### [The problem]
According to the article on proton therapy for skin cancer, how many genes does Castle Biosciences' DecisionDx-SCC test profile?

Proton Therapy: A Treatment of Choice for Skin Cancer
August 12, 2024
Skin cancer is the most common type of cancer worldwide. About one in five Americans will develop skin cancer by the age of 70, and more than two people die of skin cancer in the U.S. every hour.
The good news is that most patients are successfully “cured” by surgical removal of the cancer when it is detected early.
However, skin cancer comes in different types and has dramatically different degrees of aggressiveness. Surgery alone is sometimes not enough, and sometimes the cancer is located in such a delicate location that surgery would be associated with significant cosmetic impact. For example, a patient with a large or aggressive cancer on the face would be a candidate for post-operative radiation to reduce the risk of local recurrence.
Fortunately, there are advances being made all the time, and now we have additional tools in our arsenal to further our understanding of which skin cancers are the most aggressive and more nuanced. Castle Biosciences’ DecisionDx-SCC, for instance, runs a test on the biological profile of 40 genes within cutaneous squamous cell carcinomas that can help us make decisions such as the need for post-operative radiation or other scans to rule out spread elsewhere throughout the body.
Dr. Matthew Ferris
Medical Director, Maryland Proton Treatment Center
Assistant Professor of Radiation Oncology, University of Maryland School of Medicine
Additionally, we now have a new radiation technology available—pencil beam scanning proton therapy—that has become extremely useful for many skin cancer cases. Thus, when we do have to deliver post-operative radiation, a more sophisticated way of delivering it is available.
Radiation has been used for years either post-operatively or as a replacement for surgery if the cosmetic or functional impacts of surgery will be too significant. Electron therapy and photon therapy have been effectively utilized for decades and are widely available. Still, these techniques are limited by the physical properties of the particles they use to deliver the radiation.
Electrons are useful in treating shallow, superficial areas, but are challenging in handling curved or complex surfaces, or penetrating deeply when needed. Photons can penetrate deeper than electrons and there is occasionally more ability to shape the beam. Additionally, once photons penetrate tissues, they stop very slowly, exposing the underlying tissues to unnecessary radiation dose.
Proton therapy, however, incorporates the individual advantages of other technologies without the drawbacks. The radiation oncologist has exceptional control over where the dose is distributed. The properties of the proton particle allow the dose to be shaped as needed along complex surfaces, to the depth desired, and then abruptly stop.
This is largely due to a fascinating property of protons interacting in the body called the Bragg peak. Depending on the energy you give a proton, it will travel to a certain depth in tissue and stop on a dime.
What does this mean for the individual patient? It means exceptional dosing of the area that needs to be covered, with less likelihood of side effects. When treating on the head or face, this could mean less dose to the eye, lacrimal gland, salivary glands, and mouth.
Therefore, whether the patient needs treatment after a surgery like Mohs, or whether the patient is best suited for radiation therapy alone without surgery, proton therapy is a sophisticated option that often makes both the patient’s and the radiation oncologist’s lives easier with its ability to paint dose to a precise, targeted and complex distribution perfectly tailored for the needs of that particular patient.
We treat squamous cell carcinomas, basal cell carcinomas, melanomas, and Merkel cell carcinomas with proton therapy. We also are part of multi-disciplinary cancer teams (head and neck, skin) from which we can draw additional expertise when needed, such as consideration for other treatment modalities such as immunotherapy.

### [Extracted material]
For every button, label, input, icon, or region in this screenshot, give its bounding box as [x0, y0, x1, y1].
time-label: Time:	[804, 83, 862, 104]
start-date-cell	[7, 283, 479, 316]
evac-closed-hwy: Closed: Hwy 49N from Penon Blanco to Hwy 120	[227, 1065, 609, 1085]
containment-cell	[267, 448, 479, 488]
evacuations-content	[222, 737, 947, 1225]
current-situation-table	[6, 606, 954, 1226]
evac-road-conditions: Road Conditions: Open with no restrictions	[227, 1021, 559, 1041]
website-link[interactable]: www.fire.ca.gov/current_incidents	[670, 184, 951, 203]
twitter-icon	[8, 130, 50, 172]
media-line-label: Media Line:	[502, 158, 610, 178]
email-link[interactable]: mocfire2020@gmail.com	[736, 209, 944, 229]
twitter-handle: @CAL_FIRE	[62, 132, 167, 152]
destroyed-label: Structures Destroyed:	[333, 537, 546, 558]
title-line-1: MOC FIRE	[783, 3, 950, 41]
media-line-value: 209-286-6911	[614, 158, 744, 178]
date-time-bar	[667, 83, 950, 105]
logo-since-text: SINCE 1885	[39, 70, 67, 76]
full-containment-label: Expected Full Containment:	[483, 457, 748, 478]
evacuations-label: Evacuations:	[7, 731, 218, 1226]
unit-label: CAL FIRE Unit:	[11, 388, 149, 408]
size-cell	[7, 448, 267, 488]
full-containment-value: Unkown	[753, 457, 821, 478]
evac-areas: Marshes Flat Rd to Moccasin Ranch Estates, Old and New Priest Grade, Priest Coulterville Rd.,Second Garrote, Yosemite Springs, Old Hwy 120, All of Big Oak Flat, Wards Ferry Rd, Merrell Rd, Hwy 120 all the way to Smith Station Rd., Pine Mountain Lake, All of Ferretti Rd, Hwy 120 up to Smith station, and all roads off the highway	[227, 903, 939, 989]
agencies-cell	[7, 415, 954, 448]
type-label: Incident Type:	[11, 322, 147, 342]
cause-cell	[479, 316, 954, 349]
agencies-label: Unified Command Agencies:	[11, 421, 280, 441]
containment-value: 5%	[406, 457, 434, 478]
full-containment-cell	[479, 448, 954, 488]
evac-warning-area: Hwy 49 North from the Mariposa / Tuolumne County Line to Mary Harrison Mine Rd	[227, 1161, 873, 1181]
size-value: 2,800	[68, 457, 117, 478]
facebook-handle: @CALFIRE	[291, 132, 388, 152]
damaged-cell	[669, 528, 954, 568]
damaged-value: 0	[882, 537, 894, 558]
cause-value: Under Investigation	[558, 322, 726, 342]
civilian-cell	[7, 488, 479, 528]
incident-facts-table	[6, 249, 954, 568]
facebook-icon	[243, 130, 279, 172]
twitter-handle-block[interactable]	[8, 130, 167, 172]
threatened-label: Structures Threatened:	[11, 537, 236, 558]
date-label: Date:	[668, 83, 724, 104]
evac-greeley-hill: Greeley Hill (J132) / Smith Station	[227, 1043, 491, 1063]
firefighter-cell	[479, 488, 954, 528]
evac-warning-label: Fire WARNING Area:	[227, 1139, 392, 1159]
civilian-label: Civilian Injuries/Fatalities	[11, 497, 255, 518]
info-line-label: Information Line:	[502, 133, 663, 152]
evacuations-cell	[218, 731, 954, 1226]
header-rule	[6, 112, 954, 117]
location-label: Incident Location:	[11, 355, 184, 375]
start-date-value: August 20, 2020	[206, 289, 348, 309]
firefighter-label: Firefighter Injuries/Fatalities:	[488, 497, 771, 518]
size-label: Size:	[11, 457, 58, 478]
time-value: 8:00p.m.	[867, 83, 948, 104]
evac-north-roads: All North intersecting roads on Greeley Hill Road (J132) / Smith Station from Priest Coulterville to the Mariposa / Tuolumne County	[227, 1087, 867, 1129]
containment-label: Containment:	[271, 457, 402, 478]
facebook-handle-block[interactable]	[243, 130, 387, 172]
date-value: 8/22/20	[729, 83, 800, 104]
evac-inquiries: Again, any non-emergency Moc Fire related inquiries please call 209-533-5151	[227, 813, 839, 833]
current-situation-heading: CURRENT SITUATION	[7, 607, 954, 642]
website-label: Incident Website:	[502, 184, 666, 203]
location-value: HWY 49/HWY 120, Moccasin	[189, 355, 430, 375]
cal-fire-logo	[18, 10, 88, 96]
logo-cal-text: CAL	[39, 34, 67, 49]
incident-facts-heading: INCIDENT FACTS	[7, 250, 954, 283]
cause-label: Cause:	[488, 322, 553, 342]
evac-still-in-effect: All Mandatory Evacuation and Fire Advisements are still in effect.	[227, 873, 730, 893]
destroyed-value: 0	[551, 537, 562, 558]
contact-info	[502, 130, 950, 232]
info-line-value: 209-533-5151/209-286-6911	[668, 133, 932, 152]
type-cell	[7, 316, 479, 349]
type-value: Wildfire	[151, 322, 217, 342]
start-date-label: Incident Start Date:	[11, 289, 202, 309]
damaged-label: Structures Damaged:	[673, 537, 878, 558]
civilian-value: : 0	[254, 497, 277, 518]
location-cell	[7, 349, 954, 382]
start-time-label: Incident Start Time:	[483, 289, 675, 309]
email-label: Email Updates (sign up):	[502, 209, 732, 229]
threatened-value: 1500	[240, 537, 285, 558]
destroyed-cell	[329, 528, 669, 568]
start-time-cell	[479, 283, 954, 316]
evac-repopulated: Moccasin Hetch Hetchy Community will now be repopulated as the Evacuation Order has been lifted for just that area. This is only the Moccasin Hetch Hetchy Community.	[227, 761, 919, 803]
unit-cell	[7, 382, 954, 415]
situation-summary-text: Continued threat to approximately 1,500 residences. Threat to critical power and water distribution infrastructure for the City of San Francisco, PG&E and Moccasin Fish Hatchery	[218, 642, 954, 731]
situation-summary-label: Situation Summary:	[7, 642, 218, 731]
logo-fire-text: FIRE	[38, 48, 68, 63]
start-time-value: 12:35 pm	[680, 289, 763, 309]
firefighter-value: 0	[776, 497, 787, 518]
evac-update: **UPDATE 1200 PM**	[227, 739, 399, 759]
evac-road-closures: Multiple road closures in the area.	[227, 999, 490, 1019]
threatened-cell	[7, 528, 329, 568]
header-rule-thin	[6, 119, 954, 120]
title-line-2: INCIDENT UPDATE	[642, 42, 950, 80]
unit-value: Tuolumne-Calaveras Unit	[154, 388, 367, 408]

### [Answer space]
40 genes